-- START Excerpted records --
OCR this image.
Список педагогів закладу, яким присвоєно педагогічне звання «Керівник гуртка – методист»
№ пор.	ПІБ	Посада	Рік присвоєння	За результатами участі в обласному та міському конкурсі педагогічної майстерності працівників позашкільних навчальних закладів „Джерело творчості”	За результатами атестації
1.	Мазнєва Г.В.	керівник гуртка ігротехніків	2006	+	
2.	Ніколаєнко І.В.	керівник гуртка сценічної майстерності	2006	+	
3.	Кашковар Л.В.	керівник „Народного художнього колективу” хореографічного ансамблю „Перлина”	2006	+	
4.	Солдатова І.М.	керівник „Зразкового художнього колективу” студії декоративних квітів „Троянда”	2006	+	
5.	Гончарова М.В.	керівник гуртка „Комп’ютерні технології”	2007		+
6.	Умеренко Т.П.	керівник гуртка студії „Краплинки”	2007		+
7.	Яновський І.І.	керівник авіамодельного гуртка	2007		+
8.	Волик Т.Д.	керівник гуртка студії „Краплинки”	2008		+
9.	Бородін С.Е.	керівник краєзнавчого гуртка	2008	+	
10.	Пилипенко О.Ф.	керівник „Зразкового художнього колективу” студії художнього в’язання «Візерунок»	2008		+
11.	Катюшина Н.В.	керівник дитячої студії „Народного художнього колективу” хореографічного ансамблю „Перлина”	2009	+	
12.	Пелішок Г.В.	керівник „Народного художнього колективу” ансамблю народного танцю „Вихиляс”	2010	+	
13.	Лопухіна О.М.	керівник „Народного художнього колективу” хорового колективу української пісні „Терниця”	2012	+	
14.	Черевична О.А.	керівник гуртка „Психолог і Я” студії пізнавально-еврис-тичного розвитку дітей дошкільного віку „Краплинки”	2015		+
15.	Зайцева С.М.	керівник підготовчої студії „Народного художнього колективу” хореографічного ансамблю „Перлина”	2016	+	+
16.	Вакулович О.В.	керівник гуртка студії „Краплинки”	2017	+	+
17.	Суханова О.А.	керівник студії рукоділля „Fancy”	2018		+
-- END Excerpted records --
• Directions for this task
Set down all of the entries exactly, please.

• The solution
OCR this image.
Список педагогів закладу, яким присвоєно педагогічне звання «Керівник гуртка – методист»
№ пор.	ПІБ	Посада	Рік присвоєння	За результатами участі в обласному та міському конкурсі педагогічної майстерності працівників позашкільних навчальних закладів „Джерело творчості”	За результатами атестації
1.	Мазнєва Г.В.	керівник гуртка ігротехніків	2006	+	
2.	Ніколаєнко І.В.	керівник гуртка сценічної майстерності	2006	+	
3.	Кашковар Л.В.	керівник „Народного художнього колективу” хореографічного ансамблю „Перлина”	2006	+	
4.	Солдатова І.М.	керівник „Зразкового художнього колективу” студії декоративних квітів „Троянда”	2006	+	
5.	Гончарова М.В.	керівник гуртка „Комп’ютерні технології”	2007		+
6.	Умеренко Т.П.	керівник гуртка студії „Краплинки”	2007		+
7.	Яновський І.І.	керівник авіамодельного гуртка	2007		+
8.	Волик Т.Д.	керівник гуртка студії „Краплинки”	2008		+
9.	Бородін С.Е.	керівник краєзнавчого гуртка	2008	+	
10.	Пилипенко О.Ф.	керівник „Зразкового художнього колективу” студії художнього в’язання «Візерунок»	2008		+
11.	Катюшина Н.В.	керівник дитячої студії „Народного художнього колективу” хореографічного ансамблю „Перлина”	2009	+	
12.	Пелішок Г.В.	керівник „Народного художнього колективу” ансамблю народного танцю „Вихиляс”	2010	+	
13.	Лопухіна О.М.	керівник „Народного художнього колективу” хорового колективу української пісні „Терниця”	2012	+	
14.	Черевична О.А.	керівник гуртка „Психолог і Я” студії пізнавально-еврис-тичного розвитку дітей дошкільного віку „Краплинки”	2015		+
15.	Зайцева С.М.	керівник підготовчої студії „Народного художнього колективу” хореографічного ансамблю „Перлина”	2016	+	+
16.	Вакулович О.В.	керівник гуртка студії „Краплинки”	2017	+	+
17.	Суханова О.А.	керівник студії рукоділля „Fancy”	2018		+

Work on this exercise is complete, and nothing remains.